Stored data:
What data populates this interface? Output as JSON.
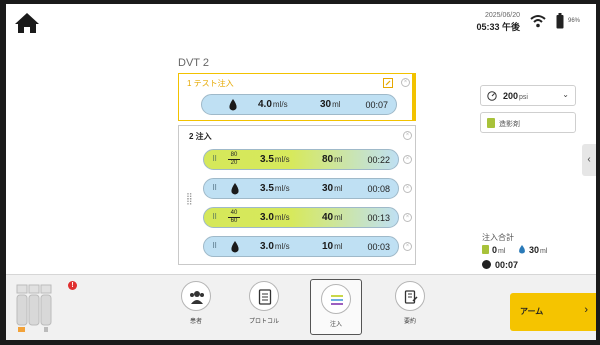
{
  "status": {
    "date": "2025/06/20",
    "time": "05:33 午後",
    "battery_percent": "96%"
  },
  "protocol_title": "DVT 2",
  "groups": [
    {
      "label": "1 テスト注入",
      "steps": [
        {
          "type": "single",
          "rate": "4.0",
          "rate_unit": "ml/s",
          "volume": "30",
          "volume_unit": "ml",
          "duration": "00:07"
        }
      ]
    },
    {
      "label": "2 注入",
      "steps": [
        {
          "type": "mix",
          "ratio_top": "80",
          "ratio_bottom": "20",
          "rate": "3.5",
          "rate_unit": "ml/s",
          "volume": "80",
          "volume_unit": "ml",
          "duration": "00:22"
        },
        {
          "type": "single",
          "rate": "3.5",
          "rate_unit": "ml/s",
          "volume": "30",
          "volume_unit": "ml",
          "duration": "00:08"
        },
        {
          "type": "mix",
          "ratio_top": "40",
          "ratio_bottom": "60",
          "rate": "3.0",
          "rate_unit": "ml/s",
          "volume": "40",
          "volume_unit": "ml",
          "duration": "00:13"
        },
        {
          "type": "single",
          "rate": "3.0",
          "rate_unit": "ml/s",
          "volume": "10",
          "volume_unit": "ml",
          "duration": "00:03"
        }
      ]
    }
  ],
  "pressure": {
    "value": "200",
    "unit": "psi"
  },
  "contrast_label": "造影剤",
  "totals": {
    "label": "注入合計",
    "contrast_volume": "0",
    "saline_volume": "30",
    "unit": "ml",
    "duration": "00:07"
  },
  "nav": {
    "patient": "患者",
    "protocol": "プロトコル",
    "inject": "注入",
    "summary": "要約"
  },
  "alert_mark": "!",
  "arm_button": "アーム",
  "colors": {
    "accent_yellow": "#f5c400",
    "saline_blue": "#bfe0f3",
    "contrast_green": "#d5e85a"
  }
}
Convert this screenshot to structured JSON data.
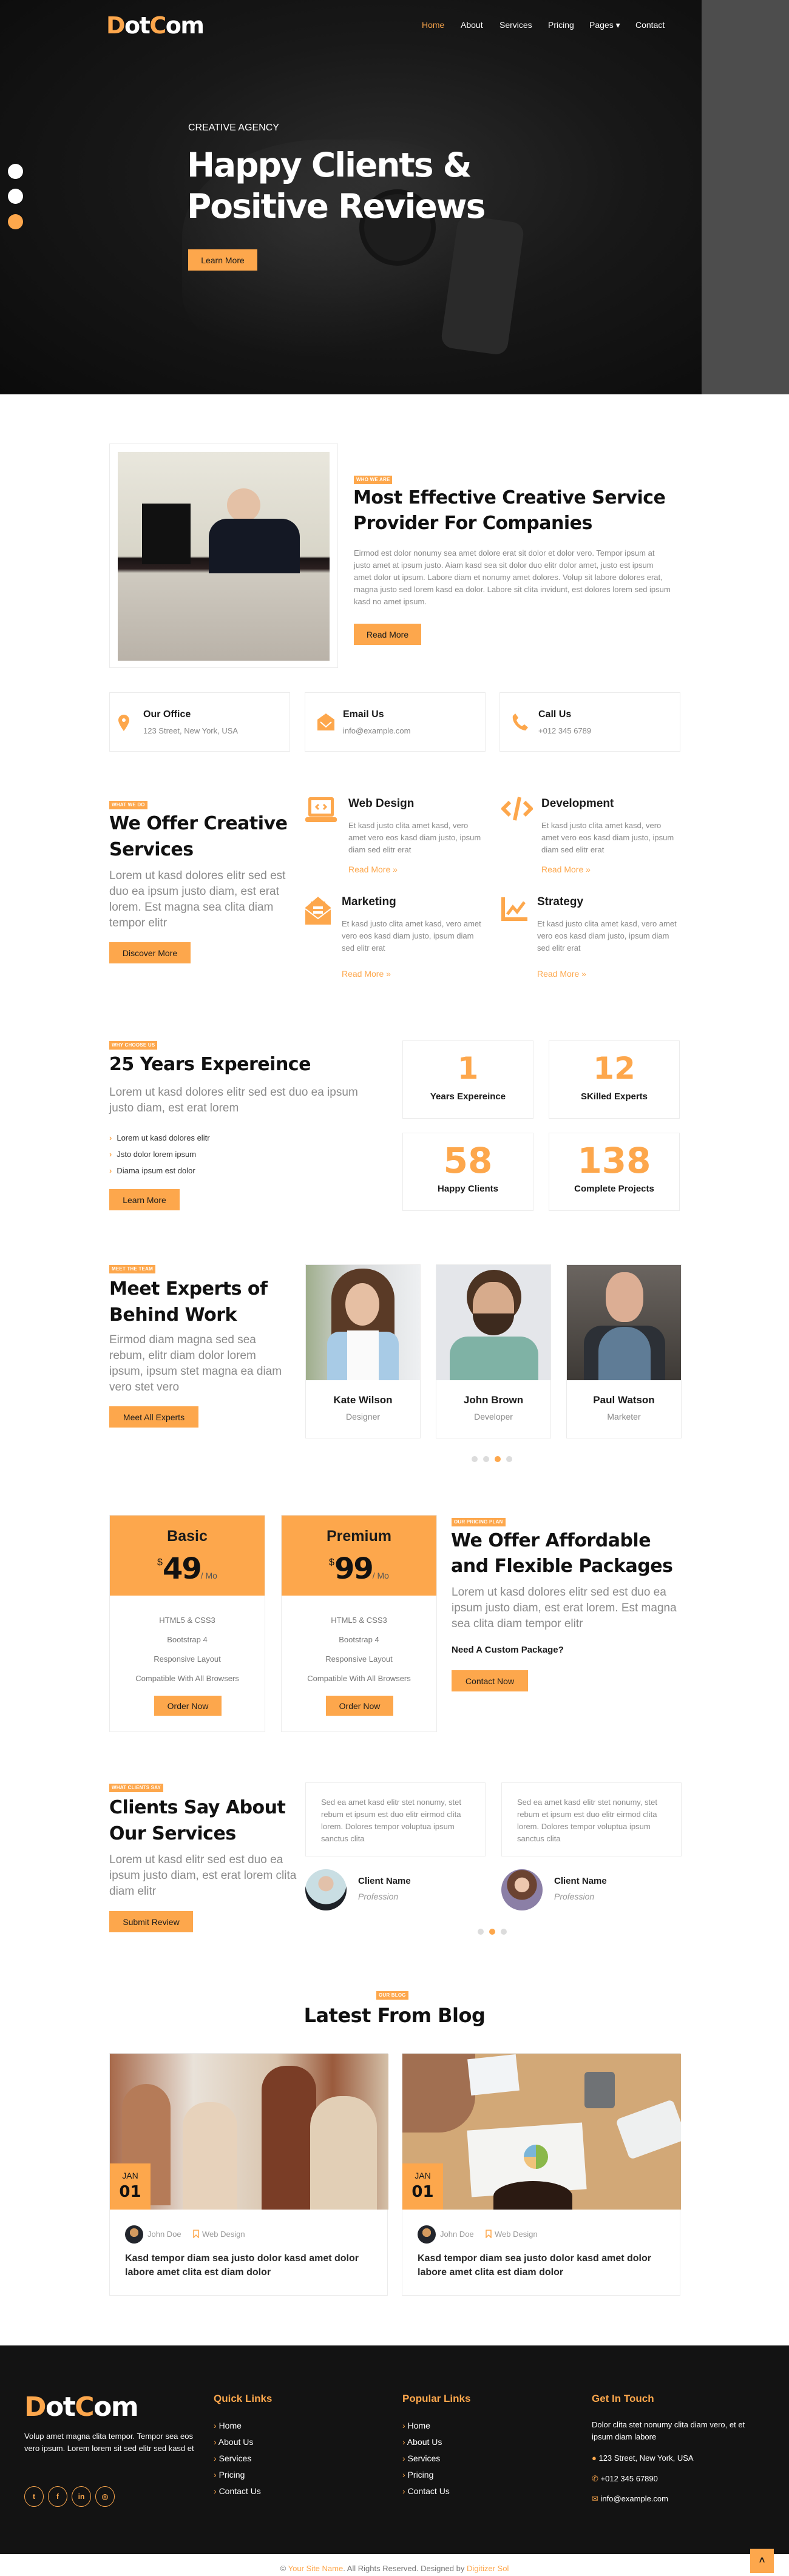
{
  "brand": {
    "logo_d": "D",
    "logo_ot": "ot",
    "logo_c": "C",
    "logo_om": "om",
    "accent": "#fda74c"
  },
  "nav": {
    "items": [
      {
        "label": "Home",
        "active": true
      },
      {
        "label": "About"
      },
      {
        "label": "Services"
      },
      {
        "label": "Pricing"
      },
      {
        "label": "Pages ▾"
      },
      {
        "label": "Contact"
      }
    ]
  },
  "hero": {
    "eyebrow": "CREATIVE AGENCY",
    "title_line1": "Happy Clients &",
    "title_line2": "Positive Reviews",
    "button": "Learn More",
    "slides": 3,
    "active_slide": 3
  },
  "about": {
    "tag": "WHO WE ARE",
    "title_line1": "Most Effective Creative Service",
    "title_line2": "Provider For Companies",
    "body": "Eirmod est dolor nonumy sea amet dolore erat sit dolor et dolor vero. Tempor ipsum at justo amet at ipsum justo. Aiam kasd sea sit dolor duo elitr dolor amet, justo est ipsum amet dolor ut ipsum. Labore diam et nonumy amet dolores. Volup sit labore dolores erat, magna justo sed lorem kasd ea dolor. Labore sit clita invidunt, est dolores lorem sed ipsum kasd no amet ipsum.",
    "button": "Read More"
  },
  "contact_cards": [
    {
      "icon": "map-marker-icon",
      "title": "Our Office",
      "value": "123 Street, New York, USA"
    },
    {
      "icon": "envelope-open-icon",
      "title": "Email Us",
      "value": "info@example.com"
    },
    {
      "icon": "phone-icon",
      "title": "Call Us",
      "value": "+012 345 6789"
    }
  ],
  "services": {
    "tag": "WHAT WE DO",
    "title_line1": "We Offer Creative",
    "title_line2": "Services",
    "lead": "Lorem ut kasd dolores elitr sed est duo ea ipsum justo diam, est erat lorem. Est magna sea clita diam tempor elitr",
    "button": "Discover More",
    "items": [
      {
        "icon": "laptop-code-icon",
        "title": "Web Design",
        "text": "Et kasd justo clita amet kasd, vero amet vero eos kasd diam justo, ipsum diam sed elitr erat",
        "link": "Read More »"
      },
      {
        "icon": "code-icon",
        "title": "Development",
        "text": "Et kasd justo clita amet kasd, vero amet vero eos kasd diam justo, ipsum diam sed elitr erat",
        "link": "Read More »"
      },
      {
        "icon": "envelope-open-text-icon",
        "title": "Marketing",
        "text": "Et kasd justo clita amet kasd, vero amet vero eos kasd diam justo, ipsum diam sed elitr erat",
        "link": "Read More »"
      },
      {
        "icon": "chart-line-icon",
        "title": "Strategy",
        "text": "Et kasd justo clita amet kasd, vero amet vero eos kasd diam justo, ipsum diam sed elitr erat",
        "link": "Read More »"
      }
    ]
  },
  "why": {
    "tag": "WHY CHOOSE US",
    "title": "25 Years Expereince",
    "lead": "Lorem ut kasd dolores elitr sed est duo ea ipsum justo diam, est erat lorem",
    "list": [
      "Lorem ut kasd dolores elitr",
      "Jsto dolor lorem ipsum",
      "Diama ipsum est dolor"
    ],
    "button": "Learn More",
    "stats": [
      {
        "value": "1",
        "label": "Years Expereince"
      },
      {
        "value": "12",
        "label": "SKilled Experts"
      },
      {
        "value": "58",
        "label": "Happy Clients"
      },
      {
        "value": "138",
        "label": "Complete Projects"
      }
    ]
  },
  "team": {
    "tag": "MEET THE TEAM",
    "title_line1": "Meet Experts of",
    "title_line2": "Behind Work",
    "lead": "Eirmod diam magna sed sea rebum, elitr diam dolor lorem ipsum, ipsum stet magna ea diam vero stet vero",
    "button": "Meet All Experts",
    "members": [
      {
        "name": "Kate Wilson",
        "role": "Designer"
      },
      {
        "name": "John Brown",
        "role": "Developer"
      },
      {
        "name": "Paul Watson",
        "role": "Marketer"
      }
    ],
    "pages": 4,
    "active_page": 3
  },
  "pricing": {
    "tag": "OUR PRICING PLAN",
    "title_line1": "We Offer Affordable",
    "title_line2": "and Flexible Packages",
    "lead": "Lorem ut kasd dolores elitr sed est duo ea ipsum justo diam, est erat lorem. Est magna sea clita diam tempor elitr",
    "custom": "Need A Custom Package?",
    "button": "Contact Now",
    "plans": [
      {
        "name": "Basic",
        "currency": "$",
        "price": "49",
        "period": "/ Mo",
        "features": [
          "HTML5 & CSS3",
          "Bootstrap 4",
          "Responsive Layout",
          "Compatible With All Browsers"
        ],
        "button": "Order Now"
      },
      {
        "name": "Premium",
        "currency": "$",
        "price": "99",
        "period": "/ Mo",
        "features": [
          "HTML5 & CSS3",
          "Bootstrap 4",
          "Responsive Layout",
          "Compatible With All Browsers"
        ],
        "button": "Order Now"
      }
    ]
  },
  "testimonials": {
    "tag": "WHAT CLIENTS SAY",
    "title_line1": "Clients Say About",
    "title_line2": "Our Services",
    "lead": "Lorem ut kasd elitr sed est duo ea ipsum justo diam, est erat lorem clita diam elitr",
    "button": "Submit Review",
    "items": [
      {
        "text": "Sed ea amet kasd elitr stet nonumy, stet rebum et ipsum est duo elitr eirmod clita lorem. Dolores tempor voluptua ipsum sanctus clita",
        "name": "Client Name",
        "profession": "Profession"
      },
      {
        "text": "Sed ea amet kasd elitr stet nonumy, stet rebum et ipsum est duo elitr eirmod clita lorem. Dolores tempor voluptua ipsum sanctus clita",
        "name": "Client Name",
        "profession": "Profession"
      }
    ],
    "pages": 3,
    "active_page": 2
  },
  "blog": {
    "tag": "OUR BLOG",
    "title": "Latest From Blog",
    "posts": [
      {
        "month": "JAN",
        "day": "01",
        "author": "John Doe",
        "category": "Web Design",
        "title": "Kasd tempor diam sea justo dolor kasd amet dolor labore amet clita est diam dolor"
      },
      {
        "month": "JAN",
        "day": "01",
        "author": "John Doe",
        "category": "Web Design",
        "title": "Kasd tempor diam sea justo dolor kasd amet dolor labore amet clita est diam dolor"
      }
    ]
  },
  "footer": {
    "about": "Volup amet magna clita tempor. Tempor sea eos vero ipsum. Lorem lorem sit sed elitr sed kasd et",
    "social": [
      {
        "icon": "twitter-icon",
        "glyph": "t"
      },
      {
        "icon": "facebook-icon",
        "glyph": "f"
      },
      {
        "icon": "linkedin-icon",
        "glyph": "in"
      },
      {
        "icon": "instagram-icon",
        "glyph": "◎"
      }
    ],
    "quick_title": "Quick Links",
    "quick": [
      "Home",
      "About Us",
      "Services",
      "Pricing",
      "Contact Us"
    ],
    "popular_title": "Popular Links",
    "popular": [
      "Home",
      "About Us",
      "Services",
      "Pricing",
      "Contact Us"
    ],
    "touch_title": "Get In Touch",
    "touch_text": "Dolor clita stet nonumy clita diam vero, et et ipsum diam labore",
    "address": "123 Street, New York, USA",
    "phone": "+012 345 67890",
    "email": "info@example.com"
  },
  "copyright": {
    "prefix": "© ",
    "site": "Your Site Name",
    "middle": ". All Rights Reserved. Designed by ",
    "designer": "Digitizer Sol"
  },
  "back_to_top": "˄"
}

• _Instruction_: Find the word "envelope" in the data and copy out each line where it turns up.

• _Result below_:
      "icon": "envelope-open-icon",
        "icon": "envelope-open-text-icon",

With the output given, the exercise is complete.